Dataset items
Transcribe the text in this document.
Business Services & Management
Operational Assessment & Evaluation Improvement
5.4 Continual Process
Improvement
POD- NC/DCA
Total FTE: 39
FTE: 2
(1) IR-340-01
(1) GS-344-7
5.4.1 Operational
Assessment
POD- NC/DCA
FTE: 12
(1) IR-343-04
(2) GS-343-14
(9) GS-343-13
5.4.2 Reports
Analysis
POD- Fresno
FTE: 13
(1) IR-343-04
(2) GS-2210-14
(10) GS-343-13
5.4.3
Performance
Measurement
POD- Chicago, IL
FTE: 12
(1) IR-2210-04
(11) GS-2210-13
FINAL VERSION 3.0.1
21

Given exercise:
Repeat the records above exactly.

Solution for this task:
Transcribe the text in this document.
Business Services & Management
Operational Assessment & Evaluation Improvement
5.4 Continual Process
Improvement
POD- NC/DCA
Total FTE: 39
FTE: 2
(1) IR-340-01
(1) GS-344-7
5.4.1 Operational
Assessment
POD- NC/DCA
FTE: 12
(1) IR-343-04
(2) GS-343-14
(9) GS-343-13
5.4.2 Reports
Analysis
POD- Fresno
FTE: 13
(1) IR-343-04
(2) GS-2210-14
(10) GS-343-13
5.4.3
Performance
Measurement
POD- Chicago, IL
FTE: 12
(1) IR-2210-04
(11) GS-2210-13
FINAL VERSION 3.0.1
21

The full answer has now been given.